_Data section_
## start

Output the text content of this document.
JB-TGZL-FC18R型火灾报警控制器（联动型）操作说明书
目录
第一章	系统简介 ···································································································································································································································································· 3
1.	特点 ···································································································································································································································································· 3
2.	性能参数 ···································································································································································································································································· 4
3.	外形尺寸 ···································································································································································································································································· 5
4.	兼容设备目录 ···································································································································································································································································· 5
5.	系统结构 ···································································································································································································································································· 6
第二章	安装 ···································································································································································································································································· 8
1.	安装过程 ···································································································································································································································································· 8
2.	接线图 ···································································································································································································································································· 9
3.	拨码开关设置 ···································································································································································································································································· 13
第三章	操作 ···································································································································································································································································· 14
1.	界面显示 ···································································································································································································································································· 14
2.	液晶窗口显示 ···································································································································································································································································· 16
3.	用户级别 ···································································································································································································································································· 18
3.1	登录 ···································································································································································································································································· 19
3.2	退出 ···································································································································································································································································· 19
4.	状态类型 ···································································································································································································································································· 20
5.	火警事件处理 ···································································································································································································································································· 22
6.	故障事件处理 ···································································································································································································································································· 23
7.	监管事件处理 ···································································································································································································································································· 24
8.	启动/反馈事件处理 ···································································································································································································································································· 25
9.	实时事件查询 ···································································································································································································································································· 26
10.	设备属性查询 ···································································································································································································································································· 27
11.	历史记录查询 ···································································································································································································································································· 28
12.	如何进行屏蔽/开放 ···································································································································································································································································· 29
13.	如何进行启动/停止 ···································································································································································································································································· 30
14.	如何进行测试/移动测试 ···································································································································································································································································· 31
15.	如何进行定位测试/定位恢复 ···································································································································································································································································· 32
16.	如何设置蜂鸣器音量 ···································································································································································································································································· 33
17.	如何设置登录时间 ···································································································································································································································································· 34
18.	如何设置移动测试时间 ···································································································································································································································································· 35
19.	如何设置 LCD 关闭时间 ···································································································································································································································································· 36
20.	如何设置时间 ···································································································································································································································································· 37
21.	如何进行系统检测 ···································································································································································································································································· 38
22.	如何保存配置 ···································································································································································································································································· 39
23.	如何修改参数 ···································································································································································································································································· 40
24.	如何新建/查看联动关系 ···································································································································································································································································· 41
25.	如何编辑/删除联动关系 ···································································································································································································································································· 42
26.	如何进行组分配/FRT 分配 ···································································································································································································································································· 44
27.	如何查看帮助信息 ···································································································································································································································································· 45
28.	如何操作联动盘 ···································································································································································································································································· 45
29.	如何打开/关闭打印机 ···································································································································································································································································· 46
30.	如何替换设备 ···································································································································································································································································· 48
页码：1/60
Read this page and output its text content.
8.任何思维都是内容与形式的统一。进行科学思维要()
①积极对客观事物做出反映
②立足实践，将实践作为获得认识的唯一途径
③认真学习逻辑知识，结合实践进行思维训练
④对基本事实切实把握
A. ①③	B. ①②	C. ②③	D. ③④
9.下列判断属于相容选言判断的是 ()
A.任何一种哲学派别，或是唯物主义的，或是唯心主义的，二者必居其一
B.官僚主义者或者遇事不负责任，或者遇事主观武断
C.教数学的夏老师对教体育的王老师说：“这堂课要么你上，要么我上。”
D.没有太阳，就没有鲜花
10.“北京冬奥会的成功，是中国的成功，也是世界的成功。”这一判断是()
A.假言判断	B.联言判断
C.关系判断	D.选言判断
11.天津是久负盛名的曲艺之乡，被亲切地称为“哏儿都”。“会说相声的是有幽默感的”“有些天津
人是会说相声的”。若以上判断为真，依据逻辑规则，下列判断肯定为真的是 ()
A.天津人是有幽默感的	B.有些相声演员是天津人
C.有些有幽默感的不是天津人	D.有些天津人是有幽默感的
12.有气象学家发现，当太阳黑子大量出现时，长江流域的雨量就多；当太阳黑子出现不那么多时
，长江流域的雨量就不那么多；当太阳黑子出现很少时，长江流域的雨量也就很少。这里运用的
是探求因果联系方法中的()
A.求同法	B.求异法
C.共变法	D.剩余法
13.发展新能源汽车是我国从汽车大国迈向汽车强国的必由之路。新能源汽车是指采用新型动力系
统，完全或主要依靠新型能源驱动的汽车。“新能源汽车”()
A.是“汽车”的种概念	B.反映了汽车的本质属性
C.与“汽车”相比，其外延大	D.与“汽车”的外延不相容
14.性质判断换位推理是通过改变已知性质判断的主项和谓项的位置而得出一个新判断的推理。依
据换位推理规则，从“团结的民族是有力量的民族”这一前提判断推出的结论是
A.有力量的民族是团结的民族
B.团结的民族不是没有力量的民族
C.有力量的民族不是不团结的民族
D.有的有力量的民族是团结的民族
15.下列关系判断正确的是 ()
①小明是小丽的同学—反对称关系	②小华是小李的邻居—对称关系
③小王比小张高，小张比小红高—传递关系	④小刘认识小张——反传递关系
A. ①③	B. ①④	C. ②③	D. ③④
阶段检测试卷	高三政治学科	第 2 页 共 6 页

## end

_Task details_
Read through the entries and copy every line that includes "text".

_The result_
Output the text content of this document.
Read this page and output its text content.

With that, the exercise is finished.